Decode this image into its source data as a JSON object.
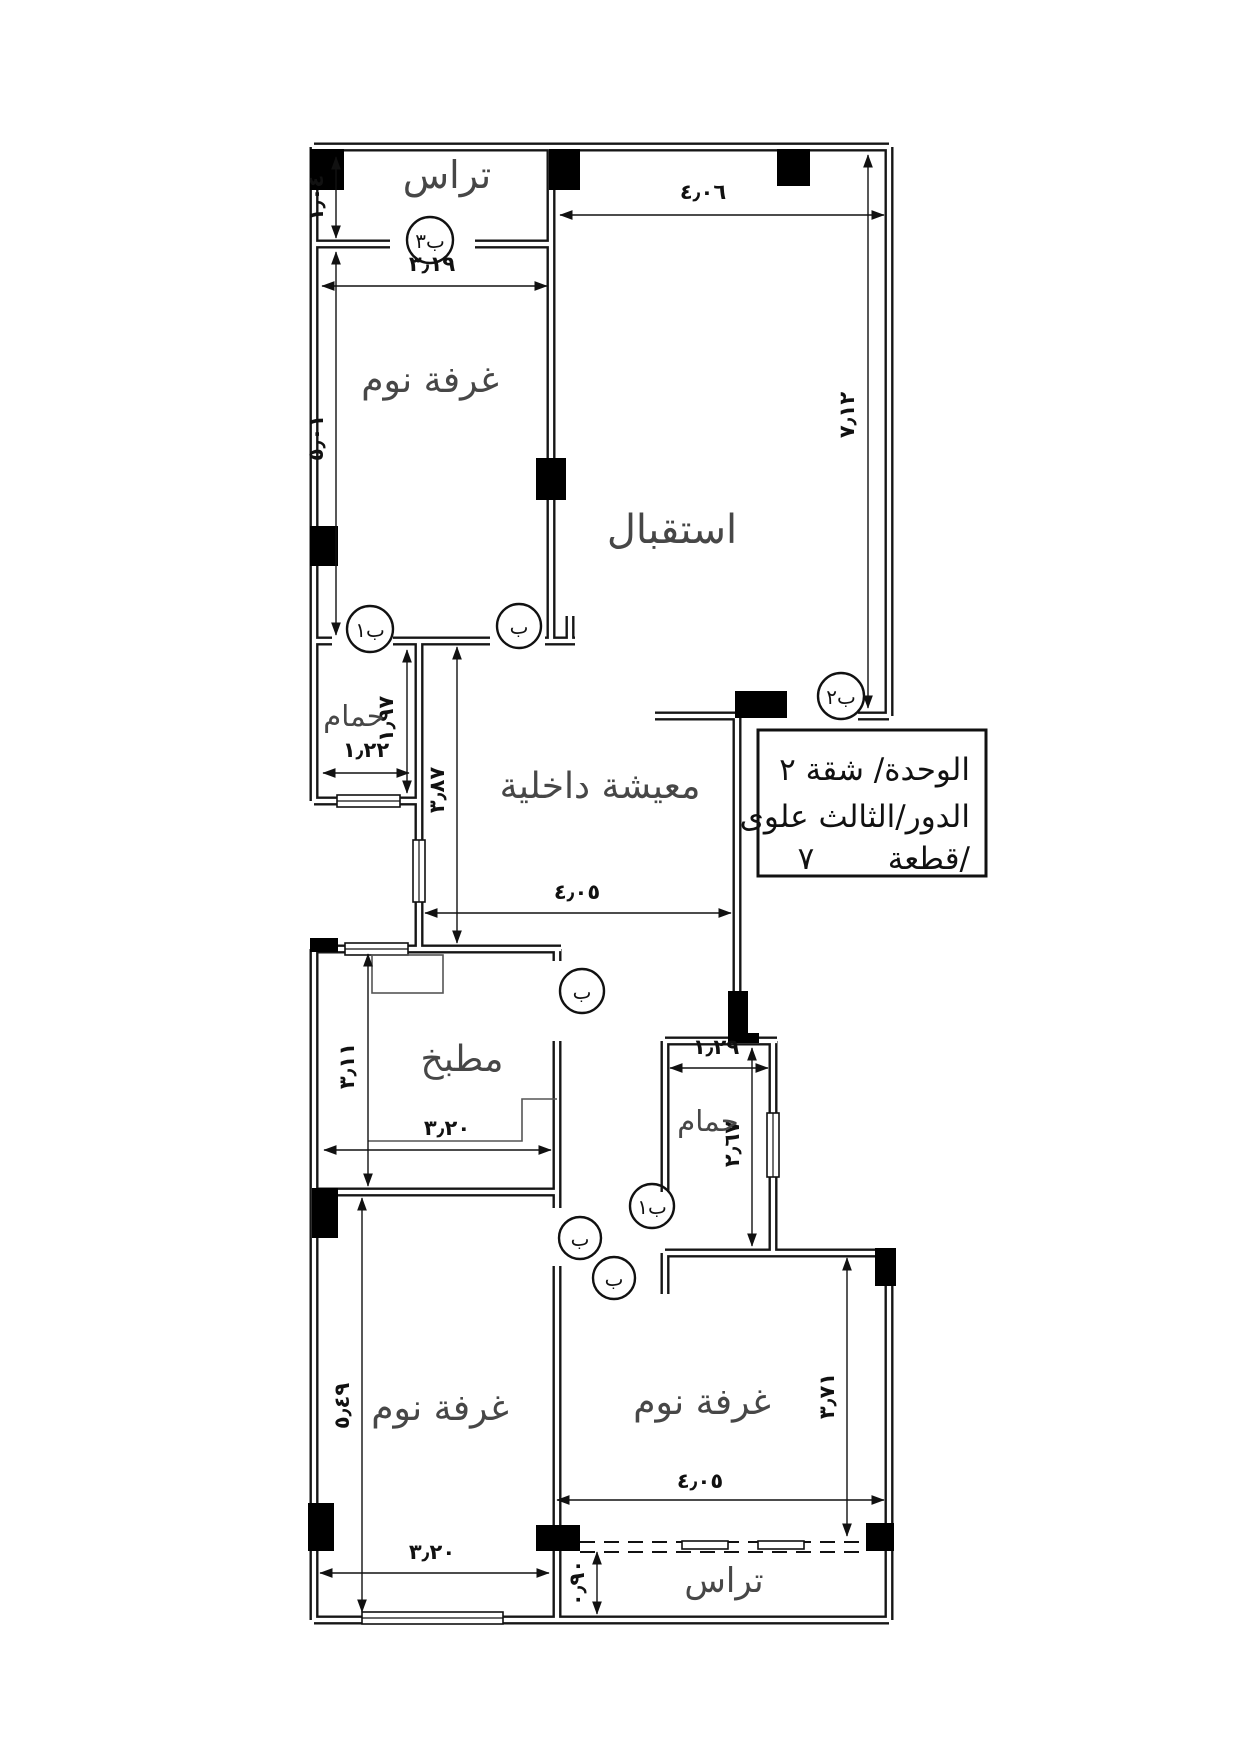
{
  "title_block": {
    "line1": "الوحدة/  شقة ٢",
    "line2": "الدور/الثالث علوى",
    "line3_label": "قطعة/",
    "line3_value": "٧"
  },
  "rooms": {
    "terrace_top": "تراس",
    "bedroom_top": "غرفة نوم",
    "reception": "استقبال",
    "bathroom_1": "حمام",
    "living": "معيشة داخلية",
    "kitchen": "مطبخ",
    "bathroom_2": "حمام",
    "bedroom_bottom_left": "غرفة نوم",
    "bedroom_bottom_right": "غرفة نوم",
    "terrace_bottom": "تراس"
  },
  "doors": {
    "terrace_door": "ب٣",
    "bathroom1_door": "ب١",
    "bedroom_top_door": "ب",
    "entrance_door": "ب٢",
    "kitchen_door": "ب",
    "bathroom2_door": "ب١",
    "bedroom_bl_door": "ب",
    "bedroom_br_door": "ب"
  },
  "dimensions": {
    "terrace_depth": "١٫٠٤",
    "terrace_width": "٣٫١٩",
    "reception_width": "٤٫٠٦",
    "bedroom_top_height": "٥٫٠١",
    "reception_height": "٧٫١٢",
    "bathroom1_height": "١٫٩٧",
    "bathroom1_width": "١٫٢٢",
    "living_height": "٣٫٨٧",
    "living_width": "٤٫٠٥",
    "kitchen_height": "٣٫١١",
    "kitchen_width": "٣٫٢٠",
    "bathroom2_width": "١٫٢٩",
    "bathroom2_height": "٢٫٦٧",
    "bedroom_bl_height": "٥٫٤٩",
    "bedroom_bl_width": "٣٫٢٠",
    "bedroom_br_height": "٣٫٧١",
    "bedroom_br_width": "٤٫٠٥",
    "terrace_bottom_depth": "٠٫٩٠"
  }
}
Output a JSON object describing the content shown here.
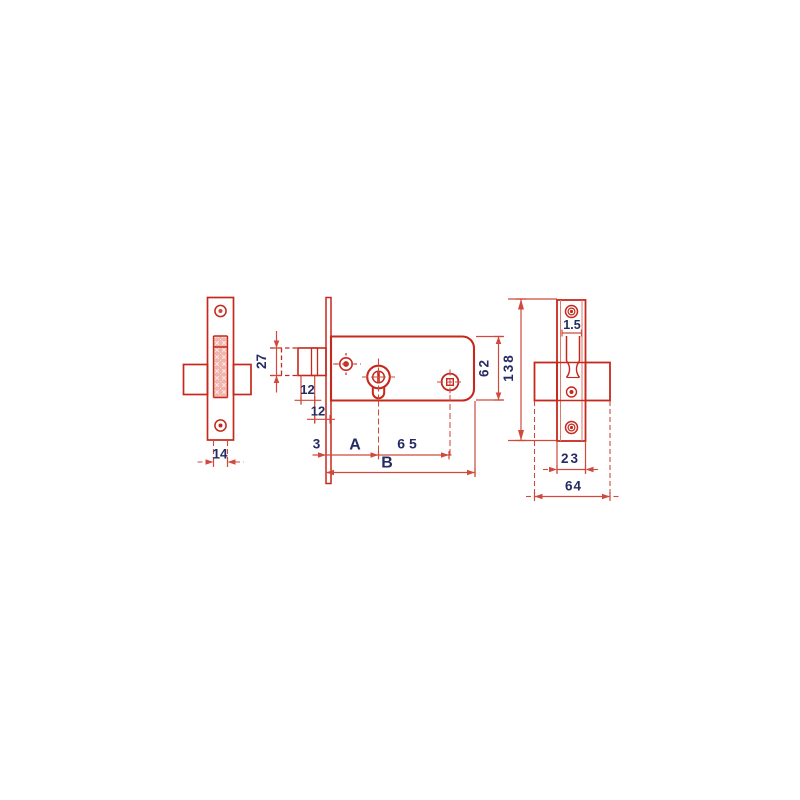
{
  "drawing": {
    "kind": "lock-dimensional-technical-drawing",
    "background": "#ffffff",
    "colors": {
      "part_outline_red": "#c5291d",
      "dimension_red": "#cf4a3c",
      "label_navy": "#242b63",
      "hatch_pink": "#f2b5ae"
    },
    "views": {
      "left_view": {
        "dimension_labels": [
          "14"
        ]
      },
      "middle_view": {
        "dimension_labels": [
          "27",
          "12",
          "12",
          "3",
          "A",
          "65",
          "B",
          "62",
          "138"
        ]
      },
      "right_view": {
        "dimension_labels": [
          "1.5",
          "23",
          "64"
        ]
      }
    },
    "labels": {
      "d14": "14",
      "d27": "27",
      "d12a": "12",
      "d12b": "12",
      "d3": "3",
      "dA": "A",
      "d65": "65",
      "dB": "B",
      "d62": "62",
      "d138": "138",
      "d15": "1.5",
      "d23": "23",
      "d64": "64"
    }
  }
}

» **REQUIRED WORK**
Every line from the one with "Output a JSON" through the last line of the material gets printed exactly, and nothing more. Omit the pictures.

» **OUTPUT OF THE TASK**
Output a JSON object describing the content shown here.
{
  "drawing": {
    "kind": "lock-dimensional-technical-drawing",
    "background": "#ffffff",
    "colors": {
      "part_outline_red": "#c5291d",
      "dimension_red": "#cf4a3c",
      "label_navy": "#242b63",
      "hatch_pink": "#f2b5ae"
    },
    "views": {
      "left_view": {
        "dimension_labels": [
          "14"
        ]
      },
      "middle_view": {
        "dimension_labels": [
          "27",
          "12",
          "12",
          "3",
          "A",
          "65",
          "B",
          "62",
          "138"
        ]
      },
      "right_view": {
        "dimension_labels": [
          "1.5",
          "23",
          "64"
        ]
      }
    },
    "labels": {
      "d14": "14",
      "d27": "27",
      "d12a": "12",
      "d12b": "12",
      "d3": "3",
      "dA": "A",
      "d65": "65",
      "dB": "B",
      "d62": "62",
      "d138": "138",
      "d15": "1.5",
      "d23": "23",
      "d64": "64"
    }
  }
}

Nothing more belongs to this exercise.